[SOURCE MATERIAL]
----------------------------------------

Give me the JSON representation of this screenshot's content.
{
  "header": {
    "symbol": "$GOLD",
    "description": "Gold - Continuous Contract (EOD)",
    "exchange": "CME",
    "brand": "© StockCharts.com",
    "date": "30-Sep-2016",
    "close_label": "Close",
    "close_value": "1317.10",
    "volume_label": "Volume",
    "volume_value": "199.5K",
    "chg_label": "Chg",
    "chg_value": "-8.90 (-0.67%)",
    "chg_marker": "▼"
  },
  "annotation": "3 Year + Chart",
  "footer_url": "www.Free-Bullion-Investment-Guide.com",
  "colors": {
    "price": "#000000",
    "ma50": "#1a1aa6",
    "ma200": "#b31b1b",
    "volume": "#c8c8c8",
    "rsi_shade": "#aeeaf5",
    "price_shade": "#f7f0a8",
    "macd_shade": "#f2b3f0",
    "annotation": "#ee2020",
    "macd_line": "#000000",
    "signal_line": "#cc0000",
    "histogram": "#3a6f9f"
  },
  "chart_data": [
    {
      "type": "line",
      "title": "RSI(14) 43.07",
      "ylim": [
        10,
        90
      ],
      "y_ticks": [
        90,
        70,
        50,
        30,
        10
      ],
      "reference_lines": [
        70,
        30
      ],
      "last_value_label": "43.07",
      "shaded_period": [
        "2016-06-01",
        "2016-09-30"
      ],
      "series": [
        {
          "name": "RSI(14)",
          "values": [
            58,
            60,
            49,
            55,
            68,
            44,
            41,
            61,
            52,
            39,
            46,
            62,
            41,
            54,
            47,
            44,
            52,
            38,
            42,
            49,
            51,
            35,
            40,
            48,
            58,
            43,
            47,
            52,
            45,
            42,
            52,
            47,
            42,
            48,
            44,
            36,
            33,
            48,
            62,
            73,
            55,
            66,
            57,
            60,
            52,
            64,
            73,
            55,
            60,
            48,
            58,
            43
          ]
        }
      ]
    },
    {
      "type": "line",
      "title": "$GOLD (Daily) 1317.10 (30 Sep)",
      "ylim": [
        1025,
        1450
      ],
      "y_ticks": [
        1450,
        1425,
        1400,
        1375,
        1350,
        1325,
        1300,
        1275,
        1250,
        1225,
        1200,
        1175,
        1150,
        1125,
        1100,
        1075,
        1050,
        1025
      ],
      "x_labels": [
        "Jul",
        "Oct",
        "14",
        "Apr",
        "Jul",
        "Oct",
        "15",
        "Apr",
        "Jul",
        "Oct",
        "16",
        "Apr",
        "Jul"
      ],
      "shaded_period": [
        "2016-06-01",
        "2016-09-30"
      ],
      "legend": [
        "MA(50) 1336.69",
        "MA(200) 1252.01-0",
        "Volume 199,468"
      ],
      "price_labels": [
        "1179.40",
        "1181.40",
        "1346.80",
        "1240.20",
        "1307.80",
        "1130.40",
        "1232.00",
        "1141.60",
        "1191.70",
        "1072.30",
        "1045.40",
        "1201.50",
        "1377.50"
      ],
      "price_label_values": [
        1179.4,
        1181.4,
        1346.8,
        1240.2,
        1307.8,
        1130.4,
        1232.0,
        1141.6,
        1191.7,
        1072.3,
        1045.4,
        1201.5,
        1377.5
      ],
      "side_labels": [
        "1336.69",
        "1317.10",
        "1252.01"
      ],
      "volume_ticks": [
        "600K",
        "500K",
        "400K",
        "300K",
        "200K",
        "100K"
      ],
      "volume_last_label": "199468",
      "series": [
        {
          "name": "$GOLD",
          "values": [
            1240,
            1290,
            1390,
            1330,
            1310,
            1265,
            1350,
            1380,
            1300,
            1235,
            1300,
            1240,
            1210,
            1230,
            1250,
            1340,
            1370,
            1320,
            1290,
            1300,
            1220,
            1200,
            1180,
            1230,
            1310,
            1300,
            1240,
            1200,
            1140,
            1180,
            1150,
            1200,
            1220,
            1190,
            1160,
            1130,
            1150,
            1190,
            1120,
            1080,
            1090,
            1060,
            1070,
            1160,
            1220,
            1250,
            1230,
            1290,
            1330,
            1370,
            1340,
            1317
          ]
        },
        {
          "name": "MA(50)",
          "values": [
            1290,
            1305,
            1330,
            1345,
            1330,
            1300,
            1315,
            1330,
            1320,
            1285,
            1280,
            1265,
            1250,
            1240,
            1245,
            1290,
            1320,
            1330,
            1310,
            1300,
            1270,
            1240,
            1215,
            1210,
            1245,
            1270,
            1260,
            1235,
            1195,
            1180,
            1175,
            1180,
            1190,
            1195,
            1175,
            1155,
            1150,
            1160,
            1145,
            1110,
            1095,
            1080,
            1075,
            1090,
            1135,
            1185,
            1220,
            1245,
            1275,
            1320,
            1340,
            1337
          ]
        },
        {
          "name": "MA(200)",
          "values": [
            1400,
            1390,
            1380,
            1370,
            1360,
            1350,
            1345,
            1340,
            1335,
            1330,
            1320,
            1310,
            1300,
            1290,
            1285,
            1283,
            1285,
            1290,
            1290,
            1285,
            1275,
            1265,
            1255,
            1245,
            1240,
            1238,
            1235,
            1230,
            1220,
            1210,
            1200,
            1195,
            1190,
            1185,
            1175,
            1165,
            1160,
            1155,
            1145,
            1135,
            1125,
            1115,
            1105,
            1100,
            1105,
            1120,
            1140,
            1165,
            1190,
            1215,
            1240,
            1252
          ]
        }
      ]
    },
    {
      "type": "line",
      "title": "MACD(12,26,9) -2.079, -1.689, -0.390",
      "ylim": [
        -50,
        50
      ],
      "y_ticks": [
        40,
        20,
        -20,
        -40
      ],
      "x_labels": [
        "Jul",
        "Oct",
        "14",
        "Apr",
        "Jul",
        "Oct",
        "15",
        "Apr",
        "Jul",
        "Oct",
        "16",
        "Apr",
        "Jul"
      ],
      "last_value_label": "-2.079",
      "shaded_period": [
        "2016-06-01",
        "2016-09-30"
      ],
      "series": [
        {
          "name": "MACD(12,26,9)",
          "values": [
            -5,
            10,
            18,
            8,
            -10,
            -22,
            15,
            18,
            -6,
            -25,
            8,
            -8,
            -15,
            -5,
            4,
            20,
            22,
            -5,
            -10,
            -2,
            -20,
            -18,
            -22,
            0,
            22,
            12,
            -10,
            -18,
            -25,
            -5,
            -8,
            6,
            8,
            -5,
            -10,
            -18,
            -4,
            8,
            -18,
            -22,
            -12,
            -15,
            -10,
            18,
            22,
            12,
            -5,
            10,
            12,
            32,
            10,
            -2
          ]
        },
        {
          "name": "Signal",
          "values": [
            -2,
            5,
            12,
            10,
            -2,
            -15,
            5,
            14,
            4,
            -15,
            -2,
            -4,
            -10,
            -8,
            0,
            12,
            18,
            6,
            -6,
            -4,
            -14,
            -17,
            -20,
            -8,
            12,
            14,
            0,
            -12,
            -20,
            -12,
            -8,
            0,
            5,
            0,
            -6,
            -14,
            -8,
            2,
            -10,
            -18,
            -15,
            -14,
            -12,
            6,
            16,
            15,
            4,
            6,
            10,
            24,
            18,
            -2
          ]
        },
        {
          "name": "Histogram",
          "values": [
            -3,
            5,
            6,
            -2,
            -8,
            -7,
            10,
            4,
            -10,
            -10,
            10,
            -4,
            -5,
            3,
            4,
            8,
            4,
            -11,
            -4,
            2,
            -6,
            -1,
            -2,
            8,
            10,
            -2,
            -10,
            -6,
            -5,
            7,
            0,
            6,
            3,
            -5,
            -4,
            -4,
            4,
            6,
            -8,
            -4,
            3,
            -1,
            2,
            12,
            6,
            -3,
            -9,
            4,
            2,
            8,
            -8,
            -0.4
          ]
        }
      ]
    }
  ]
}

----------------------------------------

[WHAT IS NEEDED] What is needed here is an exact reproduction of all the entries.

[ANSWER TO THE EXERCISE]
Give me the JSON representation of this screenshot's content.
{
  "header": {
    "symbol": "$GOLD",
    "description": "Gold - Continuous Contract (EOD)",
    "exchange": "CME",
    "brand": "© StockCharts.com",
    "date": "30-Sep-2016",
    "close_label": "Close",
    "close_value": "1317.10",
    "volume_label": "Volume",
    "volume_value": "199.5K",
    "chg_label": "Chg",
    "chg_value": "-8.90 (-0.67%)",
    "chg_marker": "▼"
  },
  "annotation": "3 Year + Chart",
  "footer_url": "www.Free-Bullion-Investment-Guide.com",
  "colors": {
    "price": "#000000",
    "ma50": "#1a1aa6",
    "ma200": "#b31b1b",
    "volume": "#c8c8c8",
    "rsi_shade": "#aeeaf5",
    "price_shade": "#f7f0a8",
    "macd_shade": "#f2b3f0",
    "annotation": "#ee2020",
    "macd_line": "#000000",
    "signal_line": "#cc0000",
    "histogram": "#3a6f9f"
  },
  "chart_data": [
    {
      "type": "line",
      "title": "RSI(14) 43.07",
      "ylim": [
        10,
        90
      ],
      "y_ticks": [
        90,
        70,
        50,
        30,
        10
      ],
      "reference_lines": [
        70,
        30
      ],
      "last_value_label": "43.07",
      "shaded_period": [
        "2016-06-01",
        "2016-09-30"
      ],
      "series": [
        {
          "name": "RSI(14)",
          "values": [
            58,
            60,
            49,
            55,
            68,
            44,
            41,
            61,
            52,
            39,
            46,
            62,
            41,
            54,
            47,
            44,
            52,
            38,
            42,
            49,
            51,
            35,
            40,
            48,
            58,
            43,
            47,
            52,
            45,
            42,
            52,
            47,
            42,
            48,
            44,
            36,
            33,
            48,
            62,
            73,
            55,
            66,
            57,
            60,
            52,
            64,
            73,
            55,
            60,
            48,
            58,
            43
          ]
        }
      ]
    },
    {
      "type": "line",
      "title": "$GOLD (Daily) 1317.10 (30 Sep)",
      "ylim": [
        1025,
        1450
      ],
      "y_ticks": [
        1450,
        1425,
        1400,
        1375,
        1350,
        1325,
        1300,
        1275,
        1250,
        1225,
        1200,
        1175,
        1150,
        1125,
        1100,
        1075,
        1050,
        1025
      ],
      "x_labels": [
        "Jul",
        "Oct",
        "14",
        "Apr",
        "Jul",
        "Oct",
        "15",
        "Apr",
        "Jul",
        "Oct",
        "16",
        "Apr",
        "Jul"
      ],
      "shaded_period": [
        "2016-06-01",
        "2016-09-30"
      ],
      "legend": [
        "MA(50) 1336.69",
        "MA(200) 1252.01-0",
        "Volume 199,468"
      ],
      "price_labels": [
        "1179.40",
        "1181.40",
        "1346.80",
        "1240.20",
        "1307.80",
        "1130.40",
        "1232.00",
        "1141.60",
        "1191.70",
        "1072.30",
        "1045.40",
        "1201.50",
        "1377.50"
      ],
      "price_label_values": [
        1179.4,
        1181.4,
        1346.8,
        1240.2,
        1307.8,
        1130.4,
        1232.0,
        1141.6,
        1191.7,
        1072.3,
        1045.4,
        1201.5,
        1377.5
      ],
      "side_labels": [
        "1336.69",
        "1317.10",
        "1252.01"
      ],
      "volume_ticks": [
        "600K",
        "500K",
        "400K",
        "300K",
        "200K",
        "100K"
      ],
      "volume_last_label": "199468",
      "series": [
        {
          "name": "$GOLD",
          "values": [
            1240,
            1290,
            1390,
            1330,
            1310,
            1265,
            1350,
            1380,
            1300,
            1235,
            1300,
            1240,
            1210,
            1230,
            1250,
            1340,
            1370,
            1320,
            1290,
            1300,
            1220,
            1200,
            1180,
            1230,
            1310,
            1300,
            1240,
            1200,
            1140,
            1180,
            1150,
            1200,
            1220,
            1190,
            1160,
            1130,
            1150,
            1190,
            1120,
            1080,
            1090,
            1060,
            1070,
            1160,
            1220,
            1250,
            1230,
            1290,
            1330,
            1370,
            1340,
            1317
          ]
        },
        {
          "name": "MA(50)",
          "values": [
            1290,
            1305,
            1330,
            1345,
            1330,
            1300,
            1315,
            1330,
            1320,
            1285,
            1280,
            1265,
            1250,
            1240,
            1245,
            1290,
            1320,
            1330,
            1310,
            1300,
            1270,
            1240,
            1215,
            1210,
            1245,
            1270,
            1260,
            1235,
            1195,
            1180,
            1175,
            1180,
            1190,
            1195,
            1175,
            1155,
            1150,
            1160,
            1145,
            1110,
            1095,
            1080,
            1075,
            1090,
            1135,
            1185,
            1220,
            1245,
            1275,
            1320,
            1340,
            1337
          ]
        },
        {
          "name": "MA(200)",
          "values": [
            1400,
            1390,
            1380,
            1370,
            1360,
            1350,
            1345,
            1340,
            1335,
            1330,
            1320,
            1310,
            1300,
            1290,
            1285,
            1283,
            1285,
            1290,
            1290,
            1285,
            1275,
            1265,
            1255,
            1245,
            1240,
            1238,
            1235,
            1230,
            1220,
            1210,
            1200,
            1195,
            1190,
            1185,
            1175,
            1165,
            1160,
            1155,
            1145,
            1135,
            1125,
            1115,
            1105,
            1100,
            1105,
            1120,
            1140,
            1165,
            1190,
            1215,
            1240,
            1252
          ]
        }
      ]
    },
    {
      "type": "line",
      "title": "MACD(12,26,9) -2.079, -1.689, -0.390",
      "ylim": [
        -50,
        50
      ],
      "y_ticks": [
        40,
        20,
        -20,
        -40
      ],
      "x_labels": [
        "Jul",
        "Oct",
        "14",
        "Apr",
        "Jul",
        "Oct",
        "15",
        "Apr",
        "Jul",
        "Oct",
        "16",
        "Apr",
        "Jul"
      ],
      "last_value_label": "-2.079",
      "shaded_period": [
        "2016-06-01",
        "2016-09-30"
      ],
      "series": [
        {
          "name": "MACD(12,26,9)",
          "values": [
            -5,
            10,
            18,
            8,
            -10,
            -22,
            15,
            18,
            -6,
            -25,
            8,
            -8,
            -15,
            -5,
            4,
            20,
            22,
            -5,
            -10,
            -2,
            -20,
            -18,
            -22,
            0,
            22,
            12,
            -10,
            -18,
            -25,
            -5,
            -8,
            6,
            8,
            -5,
            -10,
            -18,
            -4,
            8,
            -18,
            -22,
            -12,
            -15,
            -10,
            18,
            22,
            12,
            -5,
            10,
            12,
            32,
            10,
            -2
          ]
        },
        {
          "name": "Signal",
          "values": [
            -2,
            5,
            12,
            10,
            -2,
            -15,
            5,
            14,
            4,
            -15,
            -2,
            -4,
            -10,
            -8,
            0,
            12,
            18,
            6,
            -6,
            -4,
            -14,
            -17,
            -20,
            -8,
            12,
            14,
            0,
            -12,
            -20,
            -12,
            -8,
            0,
            5,
            0,
            -6,
            -14,
            -8,
            2,
            -10,
            -18,
            -15,
            -14,
            -12,
            6,
            16,
            15,
            4,
            6,
            10,
            24,
            18,
            -2
          ]
        },
        {
          "name": "Histogram",
          "values": [
            -3,
            5,
            6,
            -2,
            -8,
            -7,
            10,
            4,
            -10,
            -10,
            10,
            -4,
            -5,
            3,
            4,
            8,
            4,
            -11,
            -4,
            2,
            -6,
            -1,
            -2,
            8,
            10,
            -2,
            -10,
            -6,
            -5,
            7,
            0,
            6,
            3,
            -5,
            -4,
            -4,
            4,
            6,
            -8,
            -4,
            3,
            -1,
            2,
            12,
            6,
            -3,
            -9,
            4,
            2,
            8,
            -8,
            -0.4
          ]
        }
      ]
    }
  ]
}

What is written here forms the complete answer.